# Work to complete
Lift out each line of the data that holds "title".

# Given records

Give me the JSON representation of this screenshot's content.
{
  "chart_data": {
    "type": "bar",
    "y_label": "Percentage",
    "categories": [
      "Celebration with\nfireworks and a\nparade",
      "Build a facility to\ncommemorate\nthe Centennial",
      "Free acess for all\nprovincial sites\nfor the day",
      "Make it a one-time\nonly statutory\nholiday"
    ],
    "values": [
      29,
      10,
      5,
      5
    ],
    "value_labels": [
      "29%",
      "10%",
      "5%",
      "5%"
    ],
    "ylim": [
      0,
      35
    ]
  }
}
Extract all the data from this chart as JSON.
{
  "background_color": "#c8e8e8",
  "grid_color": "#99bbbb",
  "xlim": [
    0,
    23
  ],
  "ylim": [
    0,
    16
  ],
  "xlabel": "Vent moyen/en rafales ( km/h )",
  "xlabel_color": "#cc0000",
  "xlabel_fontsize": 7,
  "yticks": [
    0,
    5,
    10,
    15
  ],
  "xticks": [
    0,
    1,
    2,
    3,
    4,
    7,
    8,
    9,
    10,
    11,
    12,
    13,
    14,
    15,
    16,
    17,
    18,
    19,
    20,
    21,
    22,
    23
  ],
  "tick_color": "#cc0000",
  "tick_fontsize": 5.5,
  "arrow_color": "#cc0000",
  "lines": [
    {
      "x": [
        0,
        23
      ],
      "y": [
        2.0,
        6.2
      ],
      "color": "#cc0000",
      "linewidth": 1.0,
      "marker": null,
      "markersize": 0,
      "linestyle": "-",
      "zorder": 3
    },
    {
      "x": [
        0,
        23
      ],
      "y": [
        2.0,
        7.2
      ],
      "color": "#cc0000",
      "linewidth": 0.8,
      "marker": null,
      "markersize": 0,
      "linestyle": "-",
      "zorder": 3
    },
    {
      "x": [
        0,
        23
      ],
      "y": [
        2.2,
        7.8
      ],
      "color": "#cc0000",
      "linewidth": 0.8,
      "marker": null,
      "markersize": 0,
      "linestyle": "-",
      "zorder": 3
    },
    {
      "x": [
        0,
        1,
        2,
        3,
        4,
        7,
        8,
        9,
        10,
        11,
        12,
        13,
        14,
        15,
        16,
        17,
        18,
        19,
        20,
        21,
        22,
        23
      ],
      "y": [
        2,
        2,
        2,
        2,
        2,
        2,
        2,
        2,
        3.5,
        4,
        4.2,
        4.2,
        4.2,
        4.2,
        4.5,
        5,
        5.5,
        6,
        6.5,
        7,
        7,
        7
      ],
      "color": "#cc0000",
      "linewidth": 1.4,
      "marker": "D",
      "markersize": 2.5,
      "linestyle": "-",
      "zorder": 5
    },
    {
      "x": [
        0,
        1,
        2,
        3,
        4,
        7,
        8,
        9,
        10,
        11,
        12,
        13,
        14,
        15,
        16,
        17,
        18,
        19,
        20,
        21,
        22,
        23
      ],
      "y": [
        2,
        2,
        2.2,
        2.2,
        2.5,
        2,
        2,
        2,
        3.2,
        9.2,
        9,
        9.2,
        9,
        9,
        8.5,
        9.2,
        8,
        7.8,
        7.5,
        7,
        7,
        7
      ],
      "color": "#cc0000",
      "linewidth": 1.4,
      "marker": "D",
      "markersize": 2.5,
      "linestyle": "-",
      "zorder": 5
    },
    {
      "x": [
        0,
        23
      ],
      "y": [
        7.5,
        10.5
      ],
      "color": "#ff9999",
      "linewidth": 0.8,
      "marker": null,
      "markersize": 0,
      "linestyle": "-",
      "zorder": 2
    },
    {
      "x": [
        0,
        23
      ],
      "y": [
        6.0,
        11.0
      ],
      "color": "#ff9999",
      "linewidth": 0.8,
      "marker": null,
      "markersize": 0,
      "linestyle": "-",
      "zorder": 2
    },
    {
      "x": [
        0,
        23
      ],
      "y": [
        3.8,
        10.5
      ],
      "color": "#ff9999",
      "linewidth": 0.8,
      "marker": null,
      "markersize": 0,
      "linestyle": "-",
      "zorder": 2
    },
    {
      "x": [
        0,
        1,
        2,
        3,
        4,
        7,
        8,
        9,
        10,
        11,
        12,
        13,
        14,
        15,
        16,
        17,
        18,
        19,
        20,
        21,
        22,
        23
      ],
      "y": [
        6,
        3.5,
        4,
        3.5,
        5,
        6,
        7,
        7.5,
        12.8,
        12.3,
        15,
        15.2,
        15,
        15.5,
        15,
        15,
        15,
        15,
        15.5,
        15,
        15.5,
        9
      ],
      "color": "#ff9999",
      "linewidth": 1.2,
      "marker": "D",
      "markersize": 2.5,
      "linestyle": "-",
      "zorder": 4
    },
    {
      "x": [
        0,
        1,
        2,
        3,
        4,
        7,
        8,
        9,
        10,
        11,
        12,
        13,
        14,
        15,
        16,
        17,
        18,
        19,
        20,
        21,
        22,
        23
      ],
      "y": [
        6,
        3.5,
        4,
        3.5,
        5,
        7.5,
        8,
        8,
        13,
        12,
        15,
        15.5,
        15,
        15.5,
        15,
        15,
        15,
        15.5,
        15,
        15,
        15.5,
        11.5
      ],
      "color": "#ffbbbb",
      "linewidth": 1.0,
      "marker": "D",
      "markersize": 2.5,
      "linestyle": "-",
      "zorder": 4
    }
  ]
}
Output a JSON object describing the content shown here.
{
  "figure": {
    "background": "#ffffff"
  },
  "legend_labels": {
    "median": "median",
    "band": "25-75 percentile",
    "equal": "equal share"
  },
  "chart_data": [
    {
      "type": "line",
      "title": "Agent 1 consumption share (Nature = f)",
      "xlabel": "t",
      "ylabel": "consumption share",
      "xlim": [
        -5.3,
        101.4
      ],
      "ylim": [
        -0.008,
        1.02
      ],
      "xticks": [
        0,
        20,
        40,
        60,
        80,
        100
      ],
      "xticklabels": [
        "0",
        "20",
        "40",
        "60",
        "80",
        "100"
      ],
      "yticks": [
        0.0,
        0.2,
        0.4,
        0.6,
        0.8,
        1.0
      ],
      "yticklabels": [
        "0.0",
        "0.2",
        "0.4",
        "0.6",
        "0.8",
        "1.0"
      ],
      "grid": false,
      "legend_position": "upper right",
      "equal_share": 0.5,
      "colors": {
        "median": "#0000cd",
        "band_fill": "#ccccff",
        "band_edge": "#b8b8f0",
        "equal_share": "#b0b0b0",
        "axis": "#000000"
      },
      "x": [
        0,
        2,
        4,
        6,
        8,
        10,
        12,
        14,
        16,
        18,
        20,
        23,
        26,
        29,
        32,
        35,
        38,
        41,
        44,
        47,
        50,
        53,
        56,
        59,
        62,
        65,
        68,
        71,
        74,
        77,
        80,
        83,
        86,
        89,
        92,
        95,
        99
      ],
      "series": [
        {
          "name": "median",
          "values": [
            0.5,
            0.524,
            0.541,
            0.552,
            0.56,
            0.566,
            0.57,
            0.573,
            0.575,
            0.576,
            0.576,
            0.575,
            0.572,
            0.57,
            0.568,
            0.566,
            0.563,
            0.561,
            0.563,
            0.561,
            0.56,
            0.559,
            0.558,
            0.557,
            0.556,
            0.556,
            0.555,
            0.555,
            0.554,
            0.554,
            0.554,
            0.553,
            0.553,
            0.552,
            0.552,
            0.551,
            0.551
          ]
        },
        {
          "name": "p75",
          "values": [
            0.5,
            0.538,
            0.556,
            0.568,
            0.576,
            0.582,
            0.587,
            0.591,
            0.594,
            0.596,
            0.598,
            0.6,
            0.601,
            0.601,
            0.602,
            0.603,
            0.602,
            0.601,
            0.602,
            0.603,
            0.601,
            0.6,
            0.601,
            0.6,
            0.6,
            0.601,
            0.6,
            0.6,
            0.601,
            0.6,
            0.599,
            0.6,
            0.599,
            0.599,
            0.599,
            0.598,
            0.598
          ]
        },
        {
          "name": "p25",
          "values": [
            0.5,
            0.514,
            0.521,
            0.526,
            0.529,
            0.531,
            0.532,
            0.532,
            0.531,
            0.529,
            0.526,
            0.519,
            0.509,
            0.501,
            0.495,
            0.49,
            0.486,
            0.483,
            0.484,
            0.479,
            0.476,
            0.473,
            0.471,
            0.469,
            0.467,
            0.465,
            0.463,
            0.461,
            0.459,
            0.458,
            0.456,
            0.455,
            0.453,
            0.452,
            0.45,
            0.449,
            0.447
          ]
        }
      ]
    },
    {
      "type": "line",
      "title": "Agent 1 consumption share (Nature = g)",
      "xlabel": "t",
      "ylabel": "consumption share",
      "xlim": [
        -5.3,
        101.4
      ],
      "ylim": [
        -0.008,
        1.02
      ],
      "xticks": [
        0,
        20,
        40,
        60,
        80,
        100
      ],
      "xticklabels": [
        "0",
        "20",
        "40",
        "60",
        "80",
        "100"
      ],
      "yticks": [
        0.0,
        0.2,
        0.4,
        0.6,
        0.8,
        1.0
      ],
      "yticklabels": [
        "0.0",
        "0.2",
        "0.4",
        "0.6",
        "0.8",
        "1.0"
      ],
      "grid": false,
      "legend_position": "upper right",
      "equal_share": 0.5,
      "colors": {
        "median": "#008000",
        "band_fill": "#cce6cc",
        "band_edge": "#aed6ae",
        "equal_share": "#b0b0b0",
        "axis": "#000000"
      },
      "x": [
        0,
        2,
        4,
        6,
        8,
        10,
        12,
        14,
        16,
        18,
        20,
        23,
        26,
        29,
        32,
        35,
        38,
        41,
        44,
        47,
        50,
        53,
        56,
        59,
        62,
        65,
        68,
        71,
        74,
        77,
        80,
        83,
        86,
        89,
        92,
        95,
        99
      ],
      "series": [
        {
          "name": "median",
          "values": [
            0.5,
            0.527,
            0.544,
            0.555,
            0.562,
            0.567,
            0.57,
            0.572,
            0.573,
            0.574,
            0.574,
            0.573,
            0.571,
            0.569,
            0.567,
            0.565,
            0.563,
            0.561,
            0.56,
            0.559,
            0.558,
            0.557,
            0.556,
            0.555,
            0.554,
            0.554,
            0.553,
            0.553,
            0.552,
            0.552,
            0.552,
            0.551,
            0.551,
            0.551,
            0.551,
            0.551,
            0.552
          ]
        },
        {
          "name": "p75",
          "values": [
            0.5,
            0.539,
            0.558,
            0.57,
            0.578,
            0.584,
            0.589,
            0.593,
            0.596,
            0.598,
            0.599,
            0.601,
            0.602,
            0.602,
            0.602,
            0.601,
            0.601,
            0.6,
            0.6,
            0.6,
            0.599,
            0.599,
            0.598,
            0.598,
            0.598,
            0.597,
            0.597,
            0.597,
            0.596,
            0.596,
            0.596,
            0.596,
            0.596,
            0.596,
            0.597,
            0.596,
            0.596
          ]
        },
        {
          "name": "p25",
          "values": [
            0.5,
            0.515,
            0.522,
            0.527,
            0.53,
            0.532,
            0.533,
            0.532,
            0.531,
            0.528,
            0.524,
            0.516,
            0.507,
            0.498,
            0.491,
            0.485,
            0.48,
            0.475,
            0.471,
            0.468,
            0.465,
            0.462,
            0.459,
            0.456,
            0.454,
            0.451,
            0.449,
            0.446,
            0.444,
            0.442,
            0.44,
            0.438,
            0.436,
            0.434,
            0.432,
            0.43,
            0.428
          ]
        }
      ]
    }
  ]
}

# Problem solution
      "title": "Agent 1 consumption share (Nature = f)",
      "title": "Agent 1 consumption share (Nature = g)",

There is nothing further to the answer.